- _Objective_:
Output an exact reproduction of the data.

- _Material supplied_:
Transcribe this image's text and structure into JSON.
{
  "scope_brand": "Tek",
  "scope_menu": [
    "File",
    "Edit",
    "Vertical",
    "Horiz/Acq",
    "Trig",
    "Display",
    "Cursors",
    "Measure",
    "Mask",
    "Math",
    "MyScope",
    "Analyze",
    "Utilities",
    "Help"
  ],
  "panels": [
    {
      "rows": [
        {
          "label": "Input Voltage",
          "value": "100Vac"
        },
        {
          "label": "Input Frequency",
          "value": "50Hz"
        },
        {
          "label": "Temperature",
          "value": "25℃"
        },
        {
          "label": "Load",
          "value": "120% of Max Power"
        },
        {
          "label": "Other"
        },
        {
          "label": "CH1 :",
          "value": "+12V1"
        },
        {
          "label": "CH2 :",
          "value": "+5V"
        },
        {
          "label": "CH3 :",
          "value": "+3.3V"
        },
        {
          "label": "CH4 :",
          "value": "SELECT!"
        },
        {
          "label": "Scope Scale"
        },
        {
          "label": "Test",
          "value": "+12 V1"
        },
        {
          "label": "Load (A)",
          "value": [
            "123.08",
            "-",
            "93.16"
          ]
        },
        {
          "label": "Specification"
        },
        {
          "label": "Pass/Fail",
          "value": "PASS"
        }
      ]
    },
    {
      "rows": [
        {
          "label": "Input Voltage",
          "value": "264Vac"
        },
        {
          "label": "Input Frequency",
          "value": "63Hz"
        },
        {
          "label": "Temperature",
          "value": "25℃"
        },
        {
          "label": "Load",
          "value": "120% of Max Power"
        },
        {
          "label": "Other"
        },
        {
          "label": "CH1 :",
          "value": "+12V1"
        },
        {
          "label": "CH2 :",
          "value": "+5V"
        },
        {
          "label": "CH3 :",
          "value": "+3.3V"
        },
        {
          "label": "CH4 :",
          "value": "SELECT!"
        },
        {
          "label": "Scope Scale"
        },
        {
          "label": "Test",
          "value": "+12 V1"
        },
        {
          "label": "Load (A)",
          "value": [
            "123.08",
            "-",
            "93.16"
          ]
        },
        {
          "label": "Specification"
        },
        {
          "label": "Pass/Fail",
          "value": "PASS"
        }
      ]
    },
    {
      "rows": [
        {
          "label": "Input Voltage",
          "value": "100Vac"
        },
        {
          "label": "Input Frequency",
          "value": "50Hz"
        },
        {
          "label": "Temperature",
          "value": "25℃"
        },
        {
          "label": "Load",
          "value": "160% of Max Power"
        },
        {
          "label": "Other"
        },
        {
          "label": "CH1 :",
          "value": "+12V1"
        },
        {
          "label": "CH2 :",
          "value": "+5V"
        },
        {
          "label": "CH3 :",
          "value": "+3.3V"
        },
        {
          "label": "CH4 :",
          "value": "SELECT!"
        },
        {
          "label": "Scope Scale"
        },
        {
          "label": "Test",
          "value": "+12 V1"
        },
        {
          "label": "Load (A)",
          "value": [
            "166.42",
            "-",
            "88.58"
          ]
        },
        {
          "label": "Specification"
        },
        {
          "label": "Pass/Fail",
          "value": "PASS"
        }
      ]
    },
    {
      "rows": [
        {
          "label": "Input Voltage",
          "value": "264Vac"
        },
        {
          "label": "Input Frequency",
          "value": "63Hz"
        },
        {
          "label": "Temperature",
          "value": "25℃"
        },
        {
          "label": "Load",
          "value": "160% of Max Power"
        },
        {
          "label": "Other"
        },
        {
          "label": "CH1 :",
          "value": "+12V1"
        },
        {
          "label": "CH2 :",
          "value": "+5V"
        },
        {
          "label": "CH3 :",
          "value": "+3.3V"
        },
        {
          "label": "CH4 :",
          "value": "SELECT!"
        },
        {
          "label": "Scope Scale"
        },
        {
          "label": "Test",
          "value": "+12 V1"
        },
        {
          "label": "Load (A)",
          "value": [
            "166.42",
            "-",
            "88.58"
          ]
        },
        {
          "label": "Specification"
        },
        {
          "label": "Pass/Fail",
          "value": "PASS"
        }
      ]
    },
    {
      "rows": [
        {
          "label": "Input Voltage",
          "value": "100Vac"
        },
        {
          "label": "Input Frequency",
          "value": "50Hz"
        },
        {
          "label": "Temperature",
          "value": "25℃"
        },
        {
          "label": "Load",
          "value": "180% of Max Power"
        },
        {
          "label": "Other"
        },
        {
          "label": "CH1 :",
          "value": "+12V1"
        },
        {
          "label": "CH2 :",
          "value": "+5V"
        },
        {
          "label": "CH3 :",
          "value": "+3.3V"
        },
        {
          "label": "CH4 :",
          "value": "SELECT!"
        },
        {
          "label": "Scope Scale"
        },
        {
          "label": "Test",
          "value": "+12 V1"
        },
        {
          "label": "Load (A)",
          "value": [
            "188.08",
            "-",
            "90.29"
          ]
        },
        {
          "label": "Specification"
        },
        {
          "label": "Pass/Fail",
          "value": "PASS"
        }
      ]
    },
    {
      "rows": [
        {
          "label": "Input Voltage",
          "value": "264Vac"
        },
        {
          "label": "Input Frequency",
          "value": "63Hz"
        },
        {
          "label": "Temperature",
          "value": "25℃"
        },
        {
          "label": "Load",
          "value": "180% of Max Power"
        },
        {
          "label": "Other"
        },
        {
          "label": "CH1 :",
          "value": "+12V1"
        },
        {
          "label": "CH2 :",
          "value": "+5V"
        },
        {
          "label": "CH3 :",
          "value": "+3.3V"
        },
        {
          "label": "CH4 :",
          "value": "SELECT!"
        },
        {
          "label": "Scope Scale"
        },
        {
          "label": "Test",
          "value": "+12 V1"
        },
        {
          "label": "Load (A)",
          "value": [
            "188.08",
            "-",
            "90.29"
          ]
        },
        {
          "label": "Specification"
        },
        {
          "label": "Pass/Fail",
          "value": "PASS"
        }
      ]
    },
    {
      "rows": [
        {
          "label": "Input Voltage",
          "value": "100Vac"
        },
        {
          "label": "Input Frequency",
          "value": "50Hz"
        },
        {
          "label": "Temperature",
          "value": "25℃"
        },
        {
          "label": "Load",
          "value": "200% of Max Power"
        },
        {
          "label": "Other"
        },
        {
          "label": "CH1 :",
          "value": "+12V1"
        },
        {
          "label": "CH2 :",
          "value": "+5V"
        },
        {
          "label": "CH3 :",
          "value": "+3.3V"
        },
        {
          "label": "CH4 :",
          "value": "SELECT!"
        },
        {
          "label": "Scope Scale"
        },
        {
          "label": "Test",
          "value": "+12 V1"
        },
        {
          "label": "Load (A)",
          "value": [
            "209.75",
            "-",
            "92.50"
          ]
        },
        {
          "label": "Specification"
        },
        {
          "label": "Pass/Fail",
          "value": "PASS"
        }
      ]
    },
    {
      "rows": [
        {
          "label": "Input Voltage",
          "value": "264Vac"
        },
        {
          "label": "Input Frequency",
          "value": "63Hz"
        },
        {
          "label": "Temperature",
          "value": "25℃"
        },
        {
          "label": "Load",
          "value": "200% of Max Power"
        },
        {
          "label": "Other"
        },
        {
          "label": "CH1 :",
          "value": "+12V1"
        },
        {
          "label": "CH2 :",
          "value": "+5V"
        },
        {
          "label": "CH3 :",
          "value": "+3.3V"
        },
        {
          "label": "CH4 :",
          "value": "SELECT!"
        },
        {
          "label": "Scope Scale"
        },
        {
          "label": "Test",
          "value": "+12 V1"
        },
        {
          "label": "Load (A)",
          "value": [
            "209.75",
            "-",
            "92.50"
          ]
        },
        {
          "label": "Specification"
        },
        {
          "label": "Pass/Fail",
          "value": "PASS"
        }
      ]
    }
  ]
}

- _Task response_:
Transcribe this image's text and structure into JSON.
{
  "scope_brand": "Tek",
  "scope_menu": [
    "File",
    "Edit",
    "Vertical",
    "Horiz/Acq",
    "Trig",
    "Display",
    "Cursors",
    "Measure",
    "Mask",
    "Math",
    "MyScope",
    "Analyze",
    "Utilities",
    "Help"
  ],
  "panels": [
    {
      "rows": [
        {
          "label": "Input Voltage",
          "value": "100Vac"
        },
        {
          "label": "Input Frequency",
          "value": "50Hz"
        },
        {
          "label": "Temperature",
          "value": "25℃"
        },
        {
          "label": "Load",
          "value": "120% of Max Power"
        },
        {
          "label": "Other"
        },
        {
          "label": "CH1 :",
          "value": "+12V1"
        },
        {
          "label": "CH2 :",
          "value": "+5V"
        },
        {
          "label": "CH3 :",
          "value": "+3.3V"
        },
        {
          "label": "CH4 :",
          "value": "SELECT!"
        },
        {
          "label": "Scope Scale"
        },
        {
          "label": "Test",
          "value": "+12 V1"
        },
        {
          "label": "Load (A)",
          "value": [
            "123.08",
            "-",
            "93.16"
          ]
        },
        {
          "label": "Specification"
        },
        {
          "label": "Pass/Fail",
          "value": "PASS"
        }
      ]
    },
    {
      "rows": [
        {
          "label": "Input Voltage",
          "value": "264Vac"
        },
        {
          "label": "Input Frequency",
          "value": "63Hz"
        },
        {
          "label": "Temperature",
          "value": "25℃"
        },
        {
          "label": "Load",
          "value": "120% of Max Power"
        },
        {
          "label": "Other"
        },
        {
          "label": "CH1 :",
          "value": "+12V1"
        },
        {
          "label": "CH2 :",
          "value": "+5V"
        },
        {
          "label": "CH3 :",
          "value": "+3.3V"
        },
        {
          "label": "CH4 :",
          "value": "SELECT!"
        },
        {
          "label": "Scope Scale"
        },
        {
          "label": "Test",
          "value": "+12 V1"
        },
        {
          "label": "Load (A)",
          "value": [
            "123.08",
            "-",
            "93.16"
          ]
        },
        {
          "label": "Specification"
        },
        {
          "label": "Pass/Fail",
          "value": "PASS"
        }
      ]
    },
    {
      "rows": [
        {
          "label": "Input Voltage",
          "value": "100Vac"
        },
        {
          "label": "Input Frequency",
          "value": "50Hz"
        },
        {
          "label": "Temperature",
          "value": "25℃"
        },
        {
          "label": "Load",
          "value": "160% of Max Power"
        },
        {
          "label": "Other"
        },
        {
          "label": "CH1 :",
          "value": "+12V1"
        },
        {
          "label": "CH2 :",
          "value": "+5V"
        },
        {
          "label": "CH3 :",
          "value": "+3.3V"
        },
        {
          "label": "CH4 :",
          "value": "SELECT!"
        },
        {
          "label": "Scope Scale"
        },
        {
          "label": "Test",
          "value": "+12 V1"
        },
        {
          "label": "Load (A)",
          "value": [
            "166.42",
            "-",
            "88.58"
          ]
        },
        {
          "label": "Specification"
        },
        {
          "label": "Pass/Fail",
          "value": "PASS"
        }
      ]
    },
    {
      "rows": [
        {
          "label": "Input Voltage",
          "value": "264Vac"
        },
        {
          "label": "Input Frequency",
          "value": "63Hz"
        },
        {
          "label": "Temperature",
          "value": "25℃"
        },
        {
          "label": "Load",
          "value": "160% of Max Power"
        },
        {
          "label": "Other"
        },
        {
          "label": "CH1 :",
          "value": "+12V1"
        },
        {
          "label": "CH2 :",
          "value": "+5V"
        },
        {
          "label": "CH3 :",
          "value": "+3.3V"
        },
        {
          "label": "CH4 :",
          "value": "SELECT!"
        },
        {
          "label": "Scope Scale"
        },
        {
          "label": "Test",
          "value": "+12 V1"
        },
        {
          "label": "Load (A)",
          "value": [
            "166.42",
            "-",
            "88.58"
          ]
        },
        {
          "label": "Specification"
        },
        {
          "label": "Pass/Fail",
          "value": "PASS"
        }
      ]
    },
    {
      "rows": [
        {
          "label": "Input Voltage",
          "value": "100Vac"
        },
        {
          "label": "Input Frequency",
          "value": "50Hz"
        },
        {
          "label": "Temperature",
          "value": "25℃"
        },
        {
          "label": "Load",
          "value": "180% of Max Power"
        },
        {
          "label": "Other"
        },
        {
          "label": "CH1 :",
          "value": "+12V1"
        },
        {
          "label": "CH2 :",
          "value": "+5V"
        },
        {
          "label": "CH3 :",
          "value": "+3.3V"
        },
        {
          "label": "CH4 :",
          "value": "SELECT!"
        },
        {
          "label": "Scope Scale"
        },
        {
          "label": "Test",
          "value": "+12 V1"
        },
        {
          "label": "Load (A)",
          "value": [
            "188.08",
            "-",
            "90.29"
          ]
        },
        {
          "label": "Specification"
        },
        {
          "label": "Pass/Fail",
          "value": "PASS"
        }
      ]
    },
    {
      "rows": [
        {
          "label": "Input Voltage",
          "value": "264Vac"
        },
        {
          "label": "Input Frequency",
          "value": "63Hz"
        },
        {
          "label": "Temperature",
          "value": "25℃"
        },
        {
          "label": "Load",
          "value": "180% of Max Power"
        },
        {
          "label": "Other"
        },
        {
          "label": "CH1 :",
          "value": "+12V1"
        },
        {
          "label": "CH2 :",
          "value": "+5V"
        },
        {
          "label": "CH3 :",
          "value": "+3.3V"
        },
        {
          "label": "CH4 :",
          "value": "SELECT!"
        },
        {
          "label": "Scope Scale"
        },
        {
          "label": "Test",
          "value": "+12 V1"
        },
        {
          "label": "Load (A)",
          "value": [
            "188.08",
            "-",
            "90.29"
          ]
        },
        {
          "label": "Specification"
        },
        {
          "label": "Pass/Fail",
          "value": "PASS"
        }
      ]
    },
    {
      "rows": [
        {
          "label": "Input Voltage",
          "value": "100Vac"
        },
        {
          "label": "Input Frequency",
          "value": "50Hz"
        },
        {
          "label": "Temperature",
          "value": "25℃"
        },
        {
          "label": "Load",
          "value": "200% of Max Power"
        },
        {
          "label": "Other"
        },
        {
          "label": "CH1 :",
          "value": "+12V1"
        },
        {
          "label": "CH2 :",
          "value": "+5V"
        },
        {
          "label": "CH3 :",
          "value": "+3.3V"
        },
        {
          "label": "CH4 :",
          "value": "SELECT!"
        },
        {
          "label": "Scope Scale"
        },
        {
          "label": "Test",
          "value": "+12 V1"
        },
        {
          "label": "Load (A)",
          "value": [
            "209.75",
            "-",
            "92.50"
          ]
        },
        {
          "label": "Specification"
        },
        {
          "label": "Pass/Fail",
          "value": "PASS"
        }
      ]
    },
    {
      "rows": [
        {
          "label": "Input Voltage",
          "value": "264Vac"
        },
        {
          "label": "Input Frequency",
          "value": "63Hz"
        },
        {
          "label": "Temperature",
          "value": "25℃"
        },
        {
          "label": "Load",
          "value": "200% of Max Power"
        },
        {
          "label": "Other"
        },
        {
          "label": "CH1 :",
          "value": "+12V1"
        },
        {
          "label": "CH2 :",
          "value": "+5V"
        },
        {
          "label": "CH3 :",
          "value": "+3.3V"
        },
        {
          "label": "CH4 :",
          "value": "SELECT!"
        },
        {
          "label": "Scope Scale"
        },
        {
          "label": "Test",
          "value": "+12 V1"
        },
        {
          "label": "Load (A)",
          "value": [
            "209.75",
            "-",
            "92.50"
          ]
        },
        {
          "label": "Specification"
        },
        {
          "label": "Pass/Fail",
          "value": "PASS"
        }
      ]
    }
  ]
}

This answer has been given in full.